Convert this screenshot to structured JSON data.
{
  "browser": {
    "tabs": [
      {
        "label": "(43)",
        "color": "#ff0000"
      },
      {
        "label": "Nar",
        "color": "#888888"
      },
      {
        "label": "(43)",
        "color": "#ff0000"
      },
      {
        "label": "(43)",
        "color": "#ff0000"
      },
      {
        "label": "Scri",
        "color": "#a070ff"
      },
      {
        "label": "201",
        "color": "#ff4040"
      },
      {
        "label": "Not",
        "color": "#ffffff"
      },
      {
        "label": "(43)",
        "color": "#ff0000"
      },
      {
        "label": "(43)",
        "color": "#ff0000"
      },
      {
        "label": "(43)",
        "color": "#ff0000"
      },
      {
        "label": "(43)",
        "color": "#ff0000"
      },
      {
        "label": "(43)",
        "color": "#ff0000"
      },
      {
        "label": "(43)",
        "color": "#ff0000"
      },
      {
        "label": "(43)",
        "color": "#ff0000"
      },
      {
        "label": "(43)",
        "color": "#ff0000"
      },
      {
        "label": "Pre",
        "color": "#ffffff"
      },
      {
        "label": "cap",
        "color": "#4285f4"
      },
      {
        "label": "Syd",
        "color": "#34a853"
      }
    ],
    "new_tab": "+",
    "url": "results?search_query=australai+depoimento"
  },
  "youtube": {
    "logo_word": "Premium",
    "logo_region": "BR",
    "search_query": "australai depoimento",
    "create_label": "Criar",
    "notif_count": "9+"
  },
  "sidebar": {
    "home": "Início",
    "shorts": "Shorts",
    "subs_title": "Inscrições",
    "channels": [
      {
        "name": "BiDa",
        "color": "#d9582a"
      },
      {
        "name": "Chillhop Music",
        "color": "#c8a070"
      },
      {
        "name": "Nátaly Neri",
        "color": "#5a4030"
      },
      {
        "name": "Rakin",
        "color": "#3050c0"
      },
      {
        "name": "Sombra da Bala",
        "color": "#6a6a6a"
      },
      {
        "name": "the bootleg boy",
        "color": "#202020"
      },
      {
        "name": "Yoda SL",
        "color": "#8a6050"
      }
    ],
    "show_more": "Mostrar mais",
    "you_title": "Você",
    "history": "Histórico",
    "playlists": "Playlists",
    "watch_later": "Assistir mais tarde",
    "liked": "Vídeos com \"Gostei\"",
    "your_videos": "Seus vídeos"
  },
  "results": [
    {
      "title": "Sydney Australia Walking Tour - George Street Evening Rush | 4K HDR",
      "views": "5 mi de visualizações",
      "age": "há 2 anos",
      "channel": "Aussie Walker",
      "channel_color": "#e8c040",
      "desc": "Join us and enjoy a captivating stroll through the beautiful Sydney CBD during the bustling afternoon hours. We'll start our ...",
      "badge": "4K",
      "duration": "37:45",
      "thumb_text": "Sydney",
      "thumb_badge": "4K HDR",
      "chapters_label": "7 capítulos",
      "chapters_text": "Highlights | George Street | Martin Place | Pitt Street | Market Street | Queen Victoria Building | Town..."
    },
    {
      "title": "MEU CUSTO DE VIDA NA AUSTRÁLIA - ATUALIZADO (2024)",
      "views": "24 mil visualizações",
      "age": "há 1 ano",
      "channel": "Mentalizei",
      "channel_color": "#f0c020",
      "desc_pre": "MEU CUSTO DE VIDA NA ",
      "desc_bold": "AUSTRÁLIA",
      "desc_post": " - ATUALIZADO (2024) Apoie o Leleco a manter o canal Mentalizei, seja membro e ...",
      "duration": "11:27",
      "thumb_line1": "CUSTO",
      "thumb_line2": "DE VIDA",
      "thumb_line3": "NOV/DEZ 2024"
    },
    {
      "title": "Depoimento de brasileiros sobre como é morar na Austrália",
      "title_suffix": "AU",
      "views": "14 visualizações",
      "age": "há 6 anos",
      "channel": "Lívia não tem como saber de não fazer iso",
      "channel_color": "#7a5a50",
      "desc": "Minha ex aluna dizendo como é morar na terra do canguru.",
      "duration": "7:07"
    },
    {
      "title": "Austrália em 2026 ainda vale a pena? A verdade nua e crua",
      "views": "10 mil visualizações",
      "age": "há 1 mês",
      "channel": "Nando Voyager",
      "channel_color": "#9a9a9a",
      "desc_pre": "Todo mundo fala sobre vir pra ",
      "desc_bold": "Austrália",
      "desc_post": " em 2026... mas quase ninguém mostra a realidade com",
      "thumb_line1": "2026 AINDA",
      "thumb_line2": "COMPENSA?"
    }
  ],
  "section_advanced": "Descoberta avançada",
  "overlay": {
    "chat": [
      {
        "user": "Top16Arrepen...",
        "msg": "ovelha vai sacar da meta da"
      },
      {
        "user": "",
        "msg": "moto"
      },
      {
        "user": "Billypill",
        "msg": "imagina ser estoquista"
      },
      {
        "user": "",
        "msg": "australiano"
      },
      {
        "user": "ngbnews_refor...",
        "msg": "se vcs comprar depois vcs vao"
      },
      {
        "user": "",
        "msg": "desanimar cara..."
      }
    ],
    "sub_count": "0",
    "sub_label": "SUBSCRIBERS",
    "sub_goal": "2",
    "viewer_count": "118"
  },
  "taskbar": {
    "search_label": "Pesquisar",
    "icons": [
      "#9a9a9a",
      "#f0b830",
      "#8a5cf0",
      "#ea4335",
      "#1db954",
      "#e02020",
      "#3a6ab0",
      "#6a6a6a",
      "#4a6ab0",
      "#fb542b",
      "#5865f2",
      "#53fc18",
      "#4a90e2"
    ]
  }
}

——

[BRIEF] Print out every entry, keeping each one exact.

[EXERCISE OUTPUT]
Convert this screenshot to structured JSON data.
{
  "browser": {
    "tabs": [
      {
        "label": "(43)",
        "color": "#ff0000"
      },
      {
        "label": "Nar",
        "color": "#888888"
      },
      {
        "label": "(43)",
        "color": "#ff0000"
      },
      {
        "label": "(43)",
        "color": "#ff0000"
      },
      {
        "label": "Scri",
        "color": "#a070ff"
      },
      {
        "label": "201",
        "color": "#ff4040"
      },
      {
        "label": "Not",
        "color": "#ffffff"
      },
      {
        "label": "(43)",
        "color": "#ff0000"
      },
      {
        "label": "(43)",
        "color": "#ff0000"
      },
      {
        "label": "(43)",
        "color": "#ff0000"
      },
      {
        "label": "(43)",
        "color": "#ff0000"
      },
      {
        "label": "(43)",
        "color": "#ff0000"
      },
      {
        "label": "(43)",
        "color": "#ff0000"
      },
      {
        "label": "(43)",
        "color": "#ff0000"
      },
      {
        "label": "(43)",
        "color": "#ff0000"
      },
      {
        "label": "Pre",
        "color": "#ffffff"
      },
      {
        "label": "cap",
        "color": "#4285f4"
      },
      {
        "label": "Syd",
        "color": "#34a853"
      }
    ],
    "new_tab": "+",
    "url": "results?search_query=australai+depoimento"
  },
  "youtube": {
    "logo_word": "Premium",
    "logo_region": "BR",
    "search_query": "australai depoimento",
    "create_label": "Criar",
    "notif_count": "9+"
  },
  "sidebar": {
    "home": "Início",
    "shorts": "Shorts",
    "subs_title": "Inscrições",
    "channels": [
      {
        "name": "BiDa",
        "color": "#d9582a"
      },
      {
        "name": "Chillhop Music",
        "color": "#c8a070"
      },
      {
        "name": "Nátaly Neri",
        "color": "#5a4030"
      },
      {
        "name": "Rakin",
        "color": "#3050c0"
      },
      {
        "name": "Sombra da Bala",
        "color": "#6a6a6a"
      },
      {
        "name": "the bootleg boy",
        "color": "#202020"
      },
      {
        "name": "Yoda SL",
        "color": "#8a6050"
      }
    ],
    "show_more": "Mostrar mais",
    "you_title": "Você",
    "history": "Histórico",
    "playlists": "Playlists",
    "watch_later": "Assistir mais tarde",
    "liked": "Vídeos com \"Gostei\"",
    "your_videos": "Seus vídeos"
  },
  "results": [
    {
      "title": "Sydney Australia Walking Tour - George Street Evening Rush | 4K HDR",
      "views": "5 mi de visualizações",
      "age": "há 2 anos",
      "channel": "Aussie Walker",
      "channel_color": "#e8c040",
      "desc": "Join us and enjoy a captivating stroll through the beautiful Sydney CBD during the bustling afternoon hours. We'll start our ...",
      "badge": "4K",
      "duration": "37:45",
      "thumb_text": "Sydney",
      "thumb_badge": "4K HDR",
      "chapters_label": "7 capítulos",
      "chapters_text": "Highlights | George Street | Martin Place | Pitt Street | Market Street | Queen Victoria Building | Town..."
    },
    {
      "title": "MEU CUSTO DE VIDA NA AUSTRÁLIA - ATUALIZADO (2024)",
      "views": "24 mil visualizações",
      "age": "há 1 ano",
      "channel": "Mentalizei",
      "channel_color": "#f0c020",
      "desc_pre": "MEU CUSTO DE VIDA NA ",
      "desc_bold": "AUSTRÁLIA",
      "desc_post": " - ATUALIZADO (2024) Apoie o Leleco a manter o canal Mentalizei, seja membro e ...",
      "duration": "11:27",
      "thumb_line1": "CUSTO",
      "thumb_line2": "DE VIDA",
      "thumb_line3": "NOV/DEZ 2024"
    },
    {
      "title": "Depoimento de brasileiros sobre como é morar na Austrália",
      "title_suffix": "AU",
      "views": "14 visualizações",
      "age": "há 6 anos",
      "channel": "Lívia não tem como saber de não fazer iso",
      "channel_color": "#7a5a50",
      "desc": "Minha ex aluna dizendo como é morar na terra do canguru.",
      "duration": "7:07"
    },
    {
      "title": "Austrália em 2026 ainda vale a pena? A verdade nua e crua",
      "views": "10 mil visualizações",
      "age": "há 1 mês",
      "channel": "Nando Voyager",
      "channel_color": "#9a9a9a",
      "desc_pre": "Todo mundo fala sobre vir pra ",
      "desc_bold": "Austrália",
      "desc_post": " em 2026... mas quase ninguém mostra a realidade com",
      "thumb_line1": "2026 AINDA",
      "thumb_line2": "COMPENSA?"
    }
  ],
  "section_advanced": "Descoberta avançada",
  "overlay": {
    "chat": [
      {
        "user": "Top16Arrepen...",
        "msg": "ovelha vai sacar da meta da"
      },
      {
        "user": "",
        "msg": "moto"
      },
      {
        "user": "Billypill",
        "msg": "imagina ser estoquista"
      },
      {
        "user": "",
        "msg": "australiano"
      },
      {
        "user": "ngbnews_refor...",
        "msg": "se vcs comprar depois vcs vao"
      },
      {
        "user": "",
        "msg": "desanimar cara..."
      }
    ],
    "sub_count": "0",
    "sub_label": "SUBSCRIBERS",
    "sub_goal": "2",
    "viewer_count": "118"
  },
  "taskbar": {
    "search_label": "Pesquisar",
    "icons": [
      "#9a9a9a",
      "#f0b830",
      "#8a5cf0",
      "#ea4335",
      "#1db954",
      "#e02020",
      "#3a6ab0",
      "#6a6a6a",
      "#4a6ab0",
      "#fb542b",
      "#5865f2",
      "#53fc18",
      "#4a90e2"
    ]
  }
}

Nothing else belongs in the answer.